• _Task statement_
Write each record again exactly as it stands.

• _Data listing_
════════

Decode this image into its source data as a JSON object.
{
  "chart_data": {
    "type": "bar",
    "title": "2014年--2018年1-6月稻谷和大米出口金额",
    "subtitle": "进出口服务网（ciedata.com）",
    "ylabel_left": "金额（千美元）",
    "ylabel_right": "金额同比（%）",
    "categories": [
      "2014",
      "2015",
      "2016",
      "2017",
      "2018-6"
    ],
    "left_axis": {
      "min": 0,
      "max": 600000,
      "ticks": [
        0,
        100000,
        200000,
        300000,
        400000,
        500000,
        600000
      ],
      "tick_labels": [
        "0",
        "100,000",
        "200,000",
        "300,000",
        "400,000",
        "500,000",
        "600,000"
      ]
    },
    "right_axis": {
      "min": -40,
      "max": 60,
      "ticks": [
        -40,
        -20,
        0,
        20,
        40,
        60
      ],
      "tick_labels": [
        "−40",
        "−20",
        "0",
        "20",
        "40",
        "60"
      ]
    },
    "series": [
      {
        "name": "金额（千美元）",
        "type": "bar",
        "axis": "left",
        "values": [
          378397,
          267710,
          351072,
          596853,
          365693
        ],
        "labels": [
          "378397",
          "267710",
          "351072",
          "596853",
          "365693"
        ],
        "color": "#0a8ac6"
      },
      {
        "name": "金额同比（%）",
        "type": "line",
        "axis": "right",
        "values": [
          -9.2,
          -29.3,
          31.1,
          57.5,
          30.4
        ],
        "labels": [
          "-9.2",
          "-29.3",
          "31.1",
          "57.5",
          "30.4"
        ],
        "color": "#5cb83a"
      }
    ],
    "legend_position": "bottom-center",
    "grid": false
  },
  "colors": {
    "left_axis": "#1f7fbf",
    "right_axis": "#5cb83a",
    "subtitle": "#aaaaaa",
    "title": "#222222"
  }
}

════════

• _Reply_
Decode this image into its source data as a JSON object.
{
  "chart_data": {
    "type": "bar",
    "title": "2014年--2018年1-6月稻谷和大米出口金额",
    "subtitle": "进出口服务网（ciedata.com）",
    "ylabel_left": "金额（千美元）",
    "ylabel_right": "金额同比（%）",
    "categories": [
      "2014",
      "2015",
      "2016",
      "2017",
      "2018-6"
    ],
    "left_axis": {
      "min": 0,
      "max": 600000,
      "ticks": [
        0,
        100000,
        200000,
        300000,
        400000,
        500000,
        600000
      ],
      "tick_labels": [
        "0",
        "100,000",
        "200,000",
        "300,000",
        "400,000",
        "500,000",
        "600,000"
      ]
    },
    "right_axis": {
      "min": -40,
      "max": 60,
      "ticks": [
        -40,
        -20,
        0,
        20,
        40,
        60
      ],
      "tick_labels": [
        "−40",
        "−20",
        "0",
        "20",
        "40",
        "60"
      ]
    },
    "series": [
      {
        "name": "金额（千美元）",
        "type": "bar",
        "axis": "left",
        "values": [
          378397,
          267710,
          351072,
          596853,
          365693
        ],
        "labels": [
          "378397",
          "267710",
          "351072",
          "596853",
          "365693"
        ],
        "color": "#0a8ac6"
      },
      {
        "name": "金额同比（%）",
        "type": "line",
        "axis": "right",
        "values": [
          -9.2,
          -29.3,
          31.1,
          57.5,
          30.4
        ],
        "labels": [
          "-9.2",
          "-29.3",
          "31.1",
          "57.5",
          "30.4"
        ],
        "color": "#5cb83a"
      }
    ],
    "legend_position": "bottom-center",
    "grid": false
  },
  "colors": {
    "left_axis": "#1f7fbf",
    "right_axis": "#5cb83a",
    "subtitle": "#aaaaaa",
    "title": "#222222"
  }
}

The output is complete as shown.